◆ GIVEN TASK
Copy all lines of the listing that include the string "your".

◆ DATA LINES
# # # #

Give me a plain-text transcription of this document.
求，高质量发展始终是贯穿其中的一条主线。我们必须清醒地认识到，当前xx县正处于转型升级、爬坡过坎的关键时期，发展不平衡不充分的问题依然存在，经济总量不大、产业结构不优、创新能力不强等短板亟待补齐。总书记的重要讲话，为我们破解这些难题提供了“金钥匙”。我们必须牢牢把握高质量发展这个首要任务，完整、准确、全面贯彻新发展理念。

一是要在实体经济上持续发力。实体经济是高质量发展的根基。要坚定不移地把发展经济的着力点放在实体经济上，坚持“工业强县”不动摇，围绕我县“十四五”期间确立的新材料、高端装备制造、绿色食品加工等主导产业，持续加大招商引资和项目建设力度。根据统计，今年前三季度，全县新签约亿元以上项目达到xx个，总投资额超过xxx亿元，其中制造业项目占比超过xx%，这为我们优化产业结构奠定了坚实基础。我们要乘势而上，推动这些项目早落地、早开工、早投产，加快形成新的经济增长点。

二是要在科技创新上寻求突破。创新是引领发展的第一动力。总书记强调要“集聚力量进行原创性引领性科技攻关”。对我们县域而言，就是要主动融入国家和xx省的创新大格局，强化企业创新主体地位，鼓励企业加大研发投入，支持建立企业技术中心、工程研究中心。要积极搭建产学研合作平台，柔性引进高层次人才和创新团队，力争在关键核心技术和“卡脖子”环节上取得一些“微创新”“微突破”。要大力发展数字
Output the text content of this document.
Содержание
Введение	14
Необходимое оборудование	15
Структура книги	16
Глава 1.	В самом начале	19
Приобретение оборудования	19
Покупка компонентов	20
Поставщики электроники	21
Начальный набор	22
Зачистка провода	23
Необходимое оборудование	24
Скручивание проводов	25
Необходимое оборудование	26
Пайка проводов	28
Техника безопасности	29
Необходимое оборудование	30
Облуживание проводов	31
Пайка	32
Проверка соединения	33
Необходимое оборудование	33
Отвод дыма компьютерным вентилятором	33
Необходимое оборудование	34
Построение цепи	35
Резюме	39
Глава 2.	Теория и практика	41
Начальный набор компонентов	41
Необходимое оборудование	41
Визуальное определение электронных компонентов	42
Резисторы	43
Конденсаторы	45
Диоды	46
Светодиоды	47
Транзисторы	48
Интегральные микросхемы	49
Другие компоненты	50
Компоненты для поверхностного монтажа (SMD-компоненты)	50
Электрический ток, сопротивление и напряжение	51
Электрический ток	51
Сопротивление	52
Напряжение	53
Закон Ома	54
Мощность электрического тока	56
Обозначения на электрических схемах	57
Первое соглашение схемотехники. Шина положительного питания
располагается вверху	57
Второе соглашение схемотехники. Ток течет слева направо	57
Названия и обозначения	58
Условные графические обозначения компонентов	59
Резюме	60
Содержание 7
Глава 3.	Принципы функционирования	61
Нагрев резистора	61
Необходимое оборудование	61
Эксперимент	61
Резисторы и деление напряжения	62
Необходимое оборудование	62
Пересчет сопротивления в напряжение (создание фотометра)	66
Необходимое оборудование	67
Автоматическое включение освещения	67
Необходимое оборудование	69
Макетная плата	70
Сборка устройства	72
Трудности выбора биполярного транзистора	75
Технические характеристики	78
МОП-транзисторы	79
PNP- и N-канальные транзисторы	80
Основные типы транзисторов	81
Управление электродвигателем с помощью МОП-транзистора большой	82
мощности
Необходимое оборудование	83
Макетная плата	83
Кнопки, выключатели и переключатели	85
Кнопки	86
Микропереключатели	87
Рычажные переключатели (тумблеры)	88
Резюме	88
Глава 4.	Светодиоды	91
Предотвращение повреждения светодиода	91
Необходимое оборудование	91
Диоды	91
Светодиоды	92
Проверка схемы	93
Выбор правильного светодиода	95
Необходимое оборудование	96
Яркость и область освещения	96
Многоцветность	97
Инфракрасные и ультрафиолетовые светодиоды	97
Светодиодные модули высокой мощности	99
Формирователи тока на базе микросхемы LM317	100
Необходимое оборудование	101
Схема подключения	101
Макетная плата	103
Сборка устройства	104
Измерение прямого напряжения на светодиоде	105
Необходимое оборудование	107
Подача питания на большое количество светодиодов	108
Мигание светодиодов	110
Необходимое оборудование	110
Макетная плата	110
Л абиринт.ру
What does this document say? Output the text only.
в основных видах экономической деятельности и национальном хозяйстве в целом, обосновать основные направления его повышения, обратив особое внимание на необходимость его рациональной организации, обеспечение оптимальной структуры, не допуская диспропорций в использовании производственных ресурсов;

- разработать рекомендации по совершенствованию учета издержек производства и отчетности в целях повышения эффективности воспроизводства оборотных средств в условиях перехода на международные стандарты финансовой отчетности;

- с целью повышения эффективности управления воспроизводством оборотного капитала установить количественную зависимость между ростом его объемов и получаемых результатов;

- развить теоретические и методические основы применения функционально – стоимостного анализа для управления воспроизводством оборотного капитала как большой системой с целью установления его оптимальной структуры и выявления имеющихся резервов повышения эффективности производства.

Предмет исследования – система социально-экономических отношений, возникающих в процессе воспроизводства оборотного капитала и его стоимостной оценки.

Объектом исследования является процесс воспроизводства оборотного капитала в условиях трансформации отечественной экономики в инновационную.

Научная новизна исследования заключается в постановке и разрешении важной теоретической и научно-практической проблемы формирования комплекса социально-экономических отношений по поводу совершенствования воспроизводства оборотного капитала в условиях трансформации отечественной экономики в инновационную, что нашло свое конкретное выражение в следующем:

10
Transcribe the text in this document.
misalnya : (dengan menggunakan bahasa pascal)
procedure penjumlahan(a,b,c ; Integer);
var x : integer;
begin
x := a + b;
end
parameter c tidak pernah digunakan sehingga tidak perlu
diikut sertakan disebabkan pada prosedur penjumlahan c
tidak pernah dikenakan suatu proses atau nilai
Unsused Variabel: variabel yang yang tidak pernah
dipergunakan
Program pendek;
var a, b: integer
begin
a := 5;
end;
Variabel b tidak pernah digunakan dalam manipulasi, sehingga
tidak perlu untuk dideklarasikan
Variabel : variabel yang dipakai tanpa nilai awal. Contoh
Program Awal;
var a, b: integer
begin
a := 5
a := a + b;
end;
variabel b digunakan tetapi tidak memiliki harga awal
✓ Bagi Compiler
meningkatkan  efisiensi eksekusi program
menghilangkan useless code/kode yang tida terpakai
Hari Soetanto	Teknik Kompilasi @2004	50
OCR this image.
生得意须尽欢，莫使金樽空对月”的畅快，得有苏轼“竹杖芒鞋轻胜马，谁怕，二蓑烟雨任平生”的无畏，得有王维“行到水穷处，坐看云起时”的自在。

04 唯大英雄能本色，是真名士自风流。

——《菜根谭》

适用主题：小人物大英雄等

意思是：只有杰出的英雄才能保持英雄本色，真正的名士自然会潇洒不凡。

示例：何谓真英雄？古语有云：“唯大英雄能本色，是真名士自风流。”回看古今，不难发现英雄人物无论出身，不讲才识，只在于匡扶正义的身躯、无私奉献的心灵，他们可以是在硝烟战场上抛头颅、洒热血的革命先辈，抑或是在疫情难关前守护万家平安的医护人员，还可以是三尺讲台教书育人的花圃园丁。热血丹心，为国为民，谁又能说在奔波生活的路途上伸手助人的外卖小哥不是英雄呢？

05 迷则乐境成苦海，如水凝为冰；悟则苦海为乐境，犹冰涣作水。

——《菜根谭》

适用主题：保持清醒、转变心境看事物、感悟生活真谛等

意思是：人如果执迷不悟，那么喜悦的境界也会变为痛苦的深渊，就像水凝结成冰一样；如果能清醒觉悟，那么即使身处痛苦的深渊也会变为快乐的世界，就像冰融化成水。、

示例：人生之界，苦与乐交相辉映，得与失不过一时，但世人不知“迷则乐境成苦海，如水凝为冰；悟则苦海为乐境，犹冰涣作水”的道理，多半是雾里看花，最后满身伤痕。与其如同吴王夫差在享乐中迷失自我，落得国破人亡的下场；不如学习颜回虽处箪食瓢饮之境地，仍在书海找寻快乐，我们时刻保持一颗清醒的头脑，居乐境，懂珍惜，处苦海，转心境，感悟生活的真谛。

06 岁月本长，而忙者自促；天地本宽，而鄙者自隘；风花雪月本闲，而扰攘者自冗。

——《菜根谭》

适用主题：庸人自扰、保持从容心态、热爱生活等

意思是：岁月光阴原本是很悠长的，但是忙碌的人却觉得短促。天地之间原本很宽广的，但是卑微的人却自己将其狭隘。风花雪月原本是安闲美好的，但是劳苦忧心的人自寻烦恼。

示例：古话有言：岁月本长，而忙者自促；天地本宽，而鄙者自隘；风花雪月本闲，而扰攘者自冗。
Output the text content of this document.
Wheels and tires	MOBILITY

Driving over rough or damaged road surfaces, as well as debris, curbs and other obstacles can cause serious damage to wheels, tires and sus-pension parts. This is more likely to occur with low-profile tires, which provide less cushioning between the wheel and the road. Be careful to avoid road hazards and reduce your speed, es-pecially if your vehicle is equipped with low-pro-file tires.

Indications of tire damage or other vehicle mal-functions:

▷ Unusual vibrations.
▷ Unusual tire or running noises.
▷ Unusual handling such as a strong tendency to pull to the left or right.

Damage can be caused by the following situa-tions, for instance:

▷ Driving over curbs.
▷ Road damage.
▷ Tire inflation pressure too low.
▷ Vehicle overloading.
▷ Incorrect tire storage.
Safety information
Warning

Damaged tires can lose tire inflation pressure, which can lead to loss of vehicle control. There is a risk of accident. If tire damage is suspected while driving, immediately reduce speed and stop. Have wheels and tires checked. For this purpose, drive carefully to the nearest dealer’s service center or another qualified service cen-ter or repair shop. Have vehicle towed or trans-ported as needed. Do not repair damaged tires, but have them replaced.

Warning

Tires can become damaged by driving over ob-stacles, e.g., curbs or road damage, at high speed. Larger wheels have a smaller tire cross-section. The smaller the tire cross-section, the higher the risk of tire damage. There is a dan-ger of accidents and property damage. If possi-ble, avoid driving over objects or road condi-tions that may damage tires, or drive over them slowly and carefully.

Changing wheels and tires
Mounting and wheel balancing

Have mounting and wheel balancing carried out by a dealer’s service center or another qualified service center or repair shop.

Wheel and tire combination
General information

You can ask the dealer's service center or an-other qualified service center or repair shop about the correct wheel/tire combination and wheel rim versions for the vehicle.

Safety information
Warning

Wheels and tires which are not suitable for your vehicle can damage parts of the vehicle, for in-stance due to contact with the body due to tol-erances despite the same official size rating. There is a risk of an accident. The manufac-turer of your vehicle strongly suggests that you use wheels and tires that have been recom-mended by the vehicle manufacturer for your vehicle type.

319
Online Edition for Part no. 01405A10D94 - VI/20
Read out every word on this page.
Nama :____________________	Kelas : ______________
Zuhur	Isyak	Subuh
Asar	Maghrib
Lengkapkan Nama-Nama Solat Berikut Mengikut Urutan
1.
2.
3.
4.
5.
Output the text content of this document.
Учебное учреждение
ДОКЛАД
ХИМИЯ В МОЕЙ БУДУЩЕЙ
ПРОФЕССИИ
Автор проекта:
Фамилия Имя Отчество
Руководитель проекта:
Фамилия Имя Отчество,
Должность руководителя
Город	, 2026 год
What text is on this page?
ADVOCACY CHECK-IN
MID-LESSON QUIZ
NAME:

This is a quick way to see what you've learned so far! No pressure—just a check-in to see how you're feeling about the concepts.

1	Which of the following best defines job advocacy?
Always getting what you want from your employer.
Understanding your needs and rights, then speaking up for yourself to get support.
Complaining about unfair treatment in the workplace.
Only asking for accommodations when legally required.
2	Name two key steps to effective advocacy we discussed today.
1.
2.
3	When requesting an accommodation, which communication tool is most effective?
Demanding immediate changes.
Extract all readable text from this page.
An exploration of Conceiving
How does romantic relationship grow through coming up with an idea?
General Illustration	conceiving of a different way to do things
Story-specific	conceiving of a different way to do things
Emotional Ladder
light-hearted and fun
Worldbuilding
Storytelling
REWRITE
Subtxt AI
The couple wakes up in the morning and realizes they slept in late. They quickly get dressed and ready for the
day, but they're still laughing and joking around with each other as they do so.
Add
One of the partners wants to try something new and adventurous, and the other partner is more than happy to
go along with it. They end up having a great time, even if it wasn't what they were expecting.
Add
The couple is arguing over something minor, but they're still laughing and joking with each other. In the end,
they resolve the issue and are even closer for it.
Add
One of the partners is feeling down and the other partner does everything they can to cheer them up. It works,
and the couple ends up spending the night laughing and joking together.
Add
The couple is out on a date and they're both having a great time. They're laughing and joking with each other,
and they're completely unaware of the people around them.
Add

# # # #

◆ FINISHED TASK
Driving over rough or damaged road surfaces, as well as debris, curbs and other obstacles can cause serious damage to wheels, tires and sus-pension parts. This is more likely to occur with low-profile tires, which provide less cushioning between the wheel and the road. Be careful to avoid road hazards and reduce your speed, es-pecially if your vehicle is equipped with low-pro-file tires.
Wheels and tires which are not suitable for your vehicle can damage parts of the vehicle, for in-stance due to contact with the body due to tol-erances despite the same official size rating. There is a risk of an accident. The manufac-turer of your vehicle strongly suggests that you use wheels and tires that have been recom-mended by the vehicle manufacturer for your vehicle type.
Always getting what you want from your employer.
Understanding your needs and rights, then speaking up for yourself to get support.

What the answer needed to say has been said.